--- BEGIN Listed entries ---
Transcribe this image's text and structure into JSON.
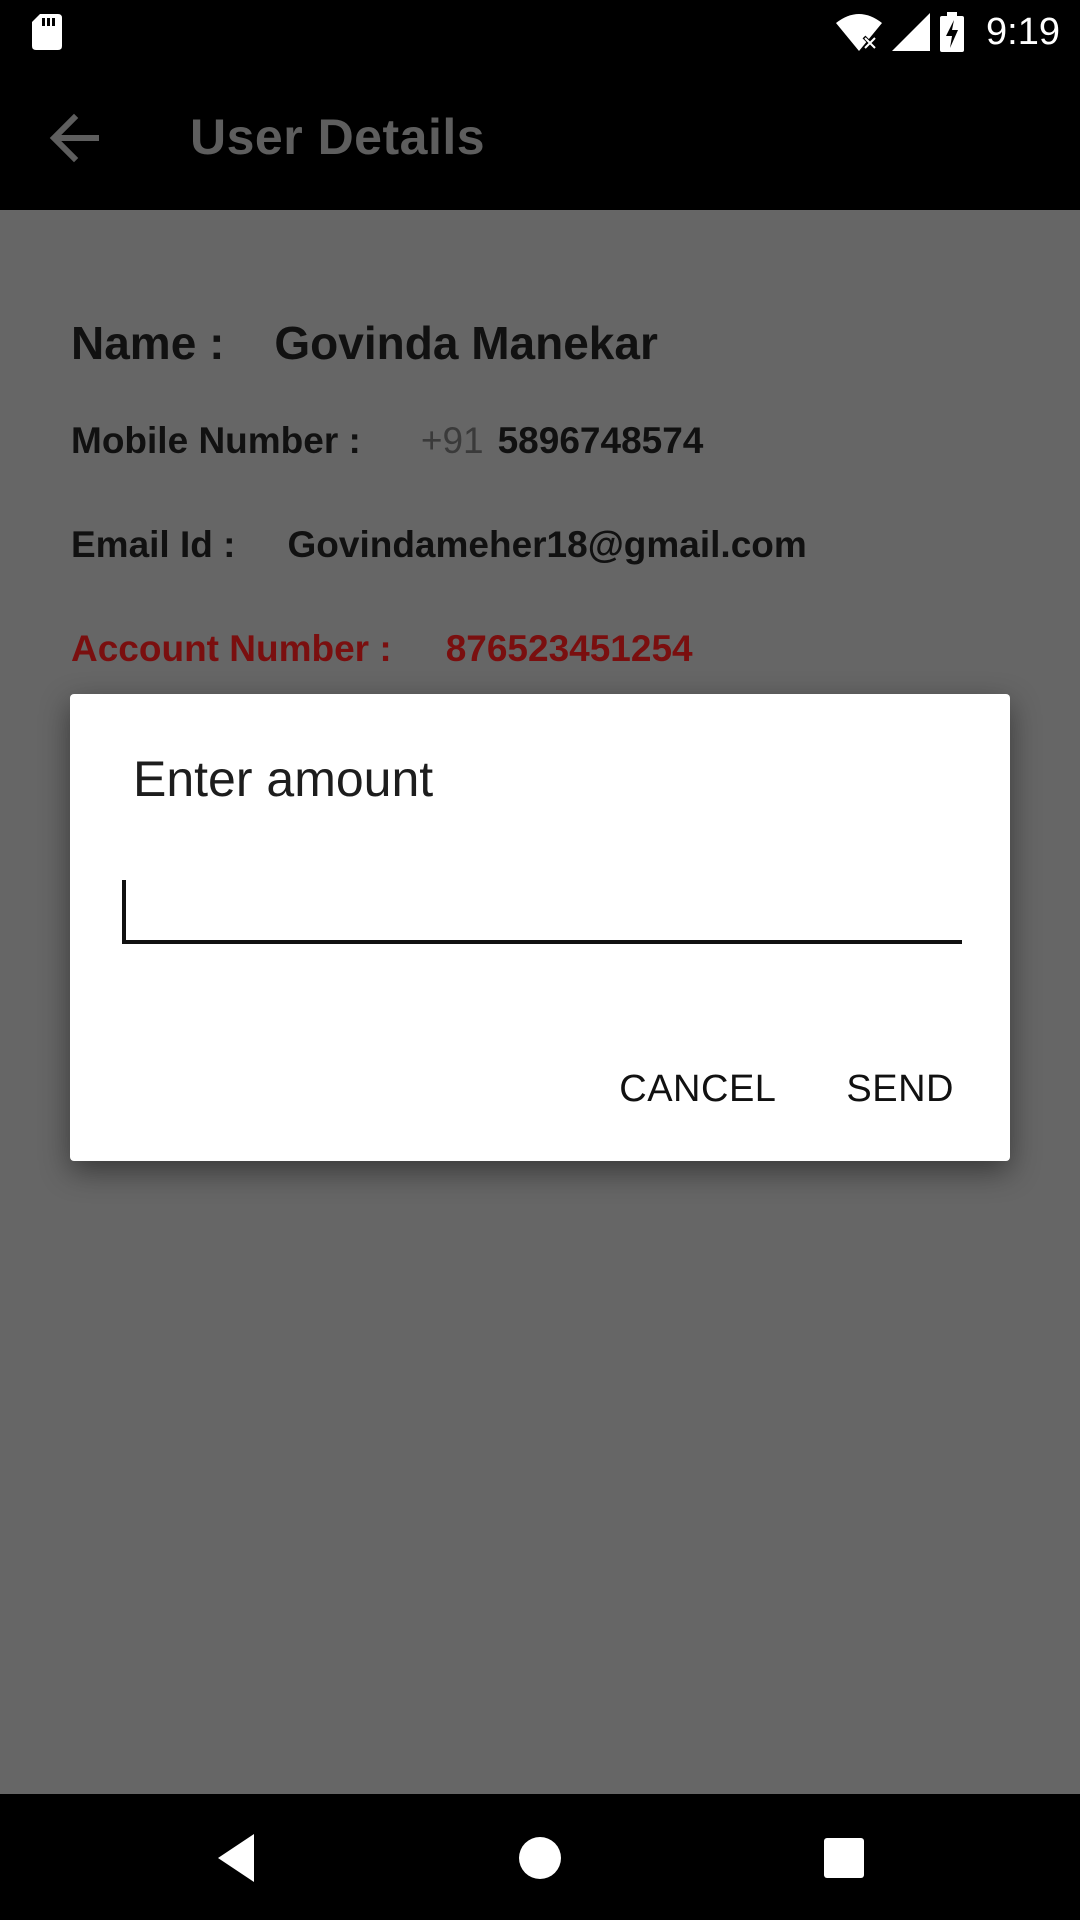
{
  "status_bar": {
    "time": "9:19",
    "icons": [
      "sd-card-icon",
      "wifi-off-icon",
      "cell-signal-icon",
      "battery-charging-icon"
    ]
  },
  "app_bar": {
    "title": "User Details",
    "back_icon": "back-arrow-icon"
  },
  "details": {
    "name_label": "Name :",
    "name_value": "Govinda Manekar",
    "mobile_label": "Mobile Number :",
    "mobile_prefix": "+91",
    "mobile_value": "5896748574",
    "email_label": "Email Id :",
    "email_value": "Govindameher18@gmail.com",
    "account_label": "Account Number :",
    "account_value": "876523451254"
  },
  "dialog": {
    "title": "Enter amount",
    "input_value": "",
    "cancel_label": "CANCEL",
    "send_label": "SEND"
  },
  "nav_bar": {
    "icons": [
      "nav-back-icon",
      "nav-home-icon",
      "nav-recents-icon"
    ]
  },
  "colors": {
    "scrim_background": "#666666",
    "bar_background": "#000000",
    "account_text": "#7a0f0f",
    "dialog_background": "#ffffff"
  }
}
--- END Listed entries ---
# Given task
Leave out every picture and copy the rest of the records exactly.

# The output
Transcribe this image's text and structure into JSON.
{
  "status_bar": {
    "time": "9:19",
    "icons": [
      "sd-card-icon",
      "wifi-off-icon",
      "cell-signal-icon",
      "battery-charging-icon"
    ]
  },
  "app_bar": {
    "title": "User Details",
    "back_icon": "back-arrow-icon"
  },
  "details": {
    "name_label": "Name :",
    "name_value": "Govinda Manekar",
    "mobile_label": "Mobile Number :",
    "mobile_prefix": "+91",
    "mobile_value": "5896748574",
    "email_label": "Email Id :",
    "email_value": "Govindameher18@gmail.com",
    "account_label": "Account Number :",
    "account_value": "876523451254"
  },
  "dialog": {
    "title": "Enter amount",
    "input_value": "",
    "cancel_label": "CANCEL",
    "send_label": "SEND"
  },
  "nav_bar": {
    "icons": [
      "nav-back-icon",
      "nav-home-icon",
      "nav-recents-icon"
    ]
  },
  "colors": {
    "scrim_background": "#666666",
    "bar_background": "#000000",
    "account_text": "#7a0f0f",
    "dialog_background": "#ffffff"
  }
}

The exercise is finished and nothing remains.